* [DIRECTIVE]:
Read the material below and count the lines holding the string "règlement". Give that count with nothing added.

* [EXTRACTED DATA]:
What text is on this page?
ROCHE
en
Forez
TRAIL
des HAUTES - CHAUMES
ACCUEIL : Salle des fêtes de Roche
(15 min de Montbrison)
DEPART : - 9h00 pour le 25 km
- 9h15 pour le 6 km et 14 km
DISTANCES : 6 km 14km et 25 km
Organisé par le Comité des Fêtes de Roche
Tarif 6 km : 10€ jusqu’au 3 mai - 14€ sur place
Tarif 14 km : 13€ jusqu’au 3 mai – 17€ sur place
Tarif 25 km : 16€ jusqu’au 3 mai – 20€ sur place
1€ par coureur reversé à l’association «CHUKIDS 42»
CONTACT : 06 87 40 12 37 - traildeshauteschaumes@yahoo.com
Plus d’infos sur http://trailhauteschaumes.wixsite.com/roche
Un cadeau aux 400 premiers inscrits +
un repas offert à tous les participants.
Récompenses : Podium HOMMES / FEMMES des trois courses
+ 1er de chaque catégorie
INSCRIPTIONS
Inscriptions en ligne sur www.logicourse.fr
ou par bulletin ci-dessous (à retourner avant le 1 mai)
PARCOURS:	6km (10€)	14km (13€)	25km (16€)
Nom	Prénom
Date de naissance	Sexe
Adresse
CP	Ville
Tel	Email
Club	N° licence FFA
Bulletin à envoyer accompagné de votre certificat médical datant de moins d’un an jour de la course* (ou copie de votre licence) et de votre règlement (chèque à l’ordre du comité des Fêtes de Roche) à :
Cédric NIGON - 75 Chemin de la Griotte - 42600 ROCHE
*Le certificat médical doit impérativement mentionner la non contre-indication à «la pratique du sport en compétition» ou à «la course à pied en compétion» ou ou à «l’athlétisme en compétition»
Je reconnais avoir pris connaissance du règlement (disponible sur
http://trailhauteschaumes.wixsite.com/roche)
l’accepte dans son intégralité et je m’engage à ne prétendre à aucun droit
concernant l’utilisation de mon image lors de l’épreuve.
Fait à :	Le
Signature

* [TASK ANSWER]:
2